━━━━━ RECORDS FOR THIS TASK ━━━━━

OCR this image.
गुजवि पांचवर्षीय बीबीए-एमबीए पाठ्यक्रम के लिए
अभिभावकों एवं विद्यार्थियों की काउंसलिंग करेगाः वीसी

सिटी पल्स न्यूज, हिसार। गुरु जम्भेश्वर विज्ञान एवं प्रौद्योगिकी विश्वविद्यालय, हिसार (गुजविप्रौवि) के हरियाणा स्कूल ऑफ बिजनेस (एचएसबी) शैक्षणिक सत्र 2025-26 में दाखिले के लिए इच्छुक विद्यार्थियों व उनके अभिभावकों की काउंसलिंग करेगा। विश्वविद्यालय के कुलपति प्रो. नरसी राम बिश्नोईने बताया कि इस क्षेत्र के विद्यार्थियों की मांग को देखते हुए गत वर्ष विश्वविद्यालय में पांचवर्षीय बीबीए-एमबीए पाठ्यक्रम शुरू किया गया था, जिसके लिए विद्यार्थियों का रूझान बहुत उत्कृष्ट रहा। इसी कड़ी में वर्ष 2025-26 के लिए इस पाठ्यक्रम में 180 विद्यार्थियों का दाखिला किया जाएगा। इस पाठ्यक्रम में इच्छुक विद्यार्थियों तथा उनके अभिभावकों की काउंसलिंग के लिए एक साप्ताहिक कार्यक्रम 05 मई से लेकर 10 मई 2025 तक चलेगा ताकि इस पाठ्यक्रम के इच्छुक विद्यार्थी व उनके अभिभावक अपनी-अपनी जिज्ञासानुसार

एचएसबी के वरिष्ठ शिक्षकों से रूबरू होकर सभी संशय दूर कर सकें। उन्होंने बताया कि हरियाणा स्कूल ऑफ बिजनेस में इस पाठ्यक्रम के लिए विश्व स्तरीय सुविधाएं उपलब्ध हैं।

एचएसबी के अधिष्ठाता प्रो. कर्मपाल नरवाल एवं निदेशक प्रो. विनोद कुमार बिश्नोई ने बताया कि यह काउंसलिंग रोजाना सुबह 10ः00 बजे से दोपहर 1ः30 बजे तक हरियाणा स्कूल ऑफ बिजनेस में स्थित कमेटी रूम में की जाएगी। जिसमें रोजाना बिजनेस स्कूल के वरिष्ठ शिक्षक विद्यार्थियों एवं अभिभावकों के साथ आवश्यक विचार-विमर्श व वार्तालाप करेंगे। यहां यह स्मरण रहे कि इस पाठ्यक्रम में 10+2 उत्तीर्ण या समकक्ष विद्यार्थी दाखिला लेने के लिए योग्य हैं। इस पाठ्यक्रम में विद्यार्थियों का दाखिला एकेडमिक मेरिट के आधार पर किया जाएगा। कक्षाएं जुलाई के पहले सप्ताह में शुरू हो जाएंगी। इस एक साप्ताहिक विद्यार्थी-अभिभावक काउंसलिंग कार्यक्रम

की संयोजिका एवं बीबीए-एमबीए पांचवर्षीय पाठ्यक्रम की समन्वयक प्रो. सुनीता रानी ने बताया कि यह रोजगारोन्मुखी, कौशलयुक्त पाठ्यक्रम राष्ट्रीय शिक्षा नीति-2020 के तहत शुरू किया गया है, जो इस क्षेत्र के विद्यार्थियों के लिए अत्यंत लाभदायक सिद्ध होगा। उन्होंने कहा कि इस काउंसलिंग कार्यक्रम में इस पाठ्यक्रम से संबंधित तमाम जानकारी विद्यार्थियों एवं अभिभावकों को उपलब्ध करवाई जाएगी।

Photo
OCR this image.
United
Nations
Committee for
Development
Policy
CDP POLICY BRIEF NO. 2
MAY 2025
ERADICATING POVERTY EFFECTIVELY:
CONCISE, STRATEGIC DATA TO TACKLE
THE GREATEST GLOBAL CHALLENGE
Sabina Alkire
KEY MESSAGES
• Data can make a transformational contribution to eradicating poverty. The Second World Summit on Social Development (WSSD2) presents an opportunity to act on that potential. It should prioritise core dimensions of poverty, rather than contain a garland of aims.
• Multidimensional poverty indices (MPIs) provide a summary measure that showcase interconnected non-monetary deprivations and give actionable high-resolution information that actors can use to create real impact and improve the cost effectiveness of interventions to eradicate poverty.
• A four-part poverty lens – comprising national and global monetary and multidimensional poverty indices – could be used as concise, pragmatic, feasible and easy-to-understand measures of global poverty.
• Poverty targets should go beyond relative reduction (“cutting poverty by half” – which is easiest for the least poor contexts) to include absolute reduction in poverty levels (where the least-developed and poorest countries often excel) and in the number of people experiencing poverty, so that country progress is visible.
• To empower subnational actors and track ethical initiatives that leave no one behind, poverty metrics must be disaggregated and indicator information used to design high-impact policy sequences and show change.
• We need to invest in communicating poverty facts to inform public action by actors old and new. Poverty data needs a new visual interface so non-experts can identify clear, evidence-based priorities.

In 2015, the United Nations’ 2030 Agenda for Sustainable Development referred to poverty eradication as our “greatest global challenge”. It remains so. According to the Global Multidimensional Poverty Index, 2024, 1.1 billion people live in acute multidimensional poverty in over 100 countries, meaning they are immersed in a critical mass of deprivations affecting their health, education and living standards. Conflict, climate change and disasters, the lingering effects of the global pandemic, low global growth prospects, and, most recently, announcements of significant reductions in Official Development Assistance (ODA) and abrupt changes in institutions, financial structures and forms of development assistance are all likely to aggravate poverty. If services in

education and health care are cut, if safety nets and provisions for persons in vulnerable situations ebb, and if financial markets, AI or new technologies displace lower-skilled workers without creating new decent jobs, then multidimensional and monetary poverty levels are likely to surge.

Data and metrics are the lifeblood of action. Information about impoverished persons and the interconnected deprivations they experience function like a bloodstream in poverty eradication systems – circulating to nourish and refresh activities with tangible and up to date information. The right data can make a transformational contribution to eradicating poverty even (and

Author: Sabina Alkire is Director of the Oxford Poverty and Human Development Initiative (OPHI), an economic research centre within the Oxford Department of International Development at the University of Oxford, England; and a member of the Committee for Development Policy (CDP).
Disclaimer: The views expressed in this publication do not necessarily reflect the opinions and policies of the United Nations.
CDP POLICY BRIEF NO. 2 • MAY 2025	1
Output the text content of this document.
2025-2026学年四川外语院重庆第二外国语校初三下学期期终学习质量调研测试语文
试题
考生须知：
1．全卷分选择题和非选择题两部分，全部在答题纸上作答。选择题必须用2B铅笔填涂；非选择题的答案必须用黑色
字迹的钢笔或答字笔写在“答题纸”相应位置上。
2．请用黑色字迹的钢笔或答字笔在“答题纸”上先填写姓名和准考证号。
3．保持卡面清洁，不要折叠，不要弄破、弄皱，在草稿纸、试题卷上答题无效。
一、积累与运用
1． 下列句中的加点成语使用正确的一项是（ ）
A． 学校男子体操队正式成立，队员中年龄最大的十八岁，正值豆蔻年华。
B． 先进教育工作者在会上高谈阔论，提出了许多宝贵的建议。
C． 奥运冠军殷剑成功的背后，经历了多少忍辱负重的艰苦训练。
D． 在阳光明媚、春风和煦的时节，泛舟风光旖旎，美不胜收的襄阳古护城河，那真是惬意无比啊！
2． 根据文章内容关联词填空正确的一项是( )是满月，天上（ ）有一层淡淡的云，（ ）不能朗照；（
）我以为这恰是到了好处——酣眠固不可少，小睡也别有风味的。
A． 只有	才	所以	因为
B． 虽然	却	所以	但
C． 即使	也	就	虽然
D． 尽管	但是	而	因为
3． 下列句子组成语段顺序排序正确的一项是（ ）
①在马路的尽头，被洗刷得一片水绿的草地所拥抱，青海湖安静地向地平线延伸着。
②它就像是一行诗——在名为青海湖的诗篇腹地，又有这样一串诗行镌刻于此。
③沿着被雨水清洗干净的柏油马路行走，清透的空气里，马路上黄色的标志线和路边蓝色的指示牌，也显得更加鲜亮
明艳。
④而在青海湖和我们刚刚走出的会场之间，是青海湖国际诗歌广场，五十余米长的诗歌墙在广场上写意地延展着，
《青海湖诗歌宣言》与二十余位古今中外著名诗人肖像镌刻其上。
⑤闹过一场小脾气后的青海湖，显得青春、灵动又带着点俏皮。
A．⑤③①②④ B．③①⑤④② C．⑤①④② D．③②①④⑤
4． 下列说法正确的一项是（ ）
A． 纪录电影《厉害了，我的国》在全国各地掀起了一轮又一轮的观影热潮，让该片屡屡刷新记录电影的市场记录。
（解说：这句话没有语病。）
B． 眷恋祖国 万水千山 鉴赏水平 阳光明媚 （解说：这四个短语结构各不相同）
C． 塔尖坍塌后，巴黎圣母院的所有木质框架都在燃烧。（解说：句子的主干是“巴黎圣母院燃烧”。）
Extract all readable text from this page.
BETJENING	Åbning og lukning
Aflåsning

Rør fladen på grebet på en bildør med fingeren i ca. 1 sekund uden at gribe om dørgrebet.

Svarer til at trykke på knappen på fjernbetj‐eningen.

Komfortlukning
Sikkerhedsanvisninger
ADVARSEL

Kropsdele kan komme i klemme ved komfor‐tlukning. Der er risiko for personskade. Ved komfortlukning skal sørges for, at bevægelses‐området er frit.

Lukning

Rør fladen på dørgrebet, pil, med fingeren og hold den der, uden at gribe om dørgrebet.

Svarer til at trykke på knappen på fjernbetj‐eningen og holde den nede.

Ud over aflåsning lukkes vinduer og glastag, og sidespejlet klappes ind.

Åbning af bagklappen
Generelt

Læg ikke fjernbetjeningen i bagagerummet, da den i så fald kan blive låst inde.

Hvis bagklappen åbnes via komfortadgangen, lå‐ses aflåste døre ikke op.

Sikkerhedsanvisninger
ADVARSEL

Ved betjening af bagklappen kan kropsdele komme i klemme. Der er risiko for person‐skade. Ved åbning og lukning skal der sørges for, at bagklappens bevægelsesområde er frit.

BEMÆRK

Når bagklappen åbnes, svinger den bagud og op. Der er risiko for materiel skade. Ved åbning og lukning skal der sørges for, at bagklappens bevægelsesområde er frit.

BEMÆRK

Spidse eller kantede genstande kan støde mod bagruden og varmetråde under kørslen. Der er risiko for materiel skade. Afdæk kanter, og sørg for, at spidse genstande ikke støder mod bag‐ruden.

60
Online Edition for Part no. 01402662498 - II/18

━━━━━

__WORK INSTRUCTIONS__
Every line containing the string "they" must be listed.

__SOLUTION FOR THIS TASK__
In 2015, the United Nations’ 2030 Agenda for Sustainable Development referred to poverty eradication as our “greatest global challenge”. It remains so. According to the Global Multidimensional Poverty Index, 2024, 1.1 billion people live in acute multidimensional poverty in over 100 countries, meaning they are immersed in a critical mass of deprivations affecting their health, education and living standards. Conflict, climate change and disasters, the lingering effects of the global pandemic, low global growth prospects, and, most recently, announcements of significant reductions in Official Development Assistance (ODA) and abrupt changes in institutions, financial structures and forms of development assistance are all likely to aggravate poverty. If services in
Data and metrics are the lifeblood of action. Information about impoverished persons and the interconnected deprivations they experience function like a bloodstream in poverty eradication systems – circulating to nourish and refresh activities with tangible and up to date information. The right data can make a transformational contribution to eradicating poverty even (and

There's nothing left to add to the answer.